TAREA BREVE:
Prolonga el fragmento sobre la reciprocidad a partir de su última frase.

═════ FRAGMENTO DEL DOCUMENTO ═════

El alma y la cítara/19 – En la prueba llegamos a decir al Padre: “Sé fiel, acuérdate de ti”.
«Solo la palabra del hombre, que sustancialmente es un “no”, en respuesta a la palabra de Dios, atestigua la libertad humana. Por eso la libertad de negar es el fundamento de la historia». Jacob Taubes, Escatología occidental.
En tiempos de exilio, sentados sobre las ruinas de la “primera promesa”, podemos pedir a Dios y a nosotros mismos ser más grandes que la reciprocidad.
La reciprocidad es la bendición y la maldición de nuestros pactos y de nuestras promesas. Estamos amasados con reciprocidad. La deseamos y la esperamos cuando damos algo. La esperamos en forma de estima cuando entregamos la obra de nuestro trabajo. Ningún amor puede florecer en plenitud si en algún momento no se convierte en amor recíproco. Cuando el cristianismo quiso resumir el mensaje de Jesús en una única ley, no encontró nada mejor que un mandamiento de reciprocidad: “amaos unos a otros”. En el humanismo cristiano, el amor es imperfecto si no produce en el otro una respuesta de amor. El deber ser del amor consiste en amar y en ser amado. Este sello de mutualidad, inscrito de forma indeleble en el corazón de las personas y de las comunidades, genera una necesidad radical de reconocimiento y, por tanto, unas esperanzas y expectativas de reciprocidad que a menudo rozan la exigencia. No podemos controlar la estima de los demás ni su gratitud, pero sin ellas nos sentimos parciales, insatisfechos e incompletos.

═════ MATERIAL EXTRAÍDO ═════

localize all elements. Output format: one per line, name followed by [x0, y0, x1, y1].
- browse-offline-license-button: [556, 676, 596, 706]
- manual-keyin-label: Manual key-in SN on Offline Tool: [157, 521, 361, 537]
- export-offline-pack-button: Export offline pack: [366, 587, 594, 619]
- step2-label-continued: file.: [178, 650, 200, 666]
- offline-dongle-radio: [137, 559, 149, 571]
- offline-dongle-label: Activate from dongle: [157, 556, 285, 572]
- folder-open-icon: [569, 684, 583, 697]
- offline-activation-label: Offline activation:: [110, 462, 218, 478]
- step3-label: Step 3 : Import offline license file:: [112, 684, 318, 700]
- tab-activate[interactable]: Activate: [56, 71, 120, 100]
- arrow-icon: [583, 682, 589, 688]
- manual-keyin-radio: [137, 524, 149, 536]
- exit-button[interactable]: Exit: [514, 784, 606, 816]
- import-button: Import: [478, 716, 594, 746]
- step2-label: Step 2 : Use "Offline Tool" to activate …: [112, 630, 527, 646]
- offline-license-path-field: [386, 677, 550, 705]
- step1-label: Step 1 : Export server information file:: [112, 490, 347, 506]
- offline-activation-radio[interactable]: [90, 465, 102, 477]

═════

RESULTADO DE LA TAREA:
En la frontera entre el deseo y la espera, entre la espera y la pretensión, entre la libertad y la obligación, hay en juego mucha infelicidad, frustración e incluso violencia. Las personas que conocen bien el oficio de vivir son las que, después de haber aprendido durante toda la vida la gramática de la reciprocidad, después de haberla amado infinitamente y de haber comprendido que es el pan y el agua de las relaciones importantes, un día aprenden a ir más allá de la reciprocidad y a vivir incluso sin ese pan y esa agua. Entonces, comienza una nueva edad de pobreza y mansedumbre adultas, comienza el tiempo de la docilidad dichosa. Comprendemos que nuestra dignidad es más grande que la reciprocidad, y que ninguna reciprocidad puede saciar nuestra sed y nuestra hambre de infinito, que nos acompañarán, in crescendo, toda la vida. Entonces podemos asombrarnos y acoger las reciprocidades que llegan como puro don.
«La lealtad del Señor cantaré eternamente, anunciaré de edad en edad tu fidelidad. Afirmo: Tu lealtad está construida en los cielos, en ellos está firme tu fidelidad: – He sellado una alianza con mi elegido, jurando a David mi siervo: Te fundaré un linaje perpetuo» (Salmo 89,2-5).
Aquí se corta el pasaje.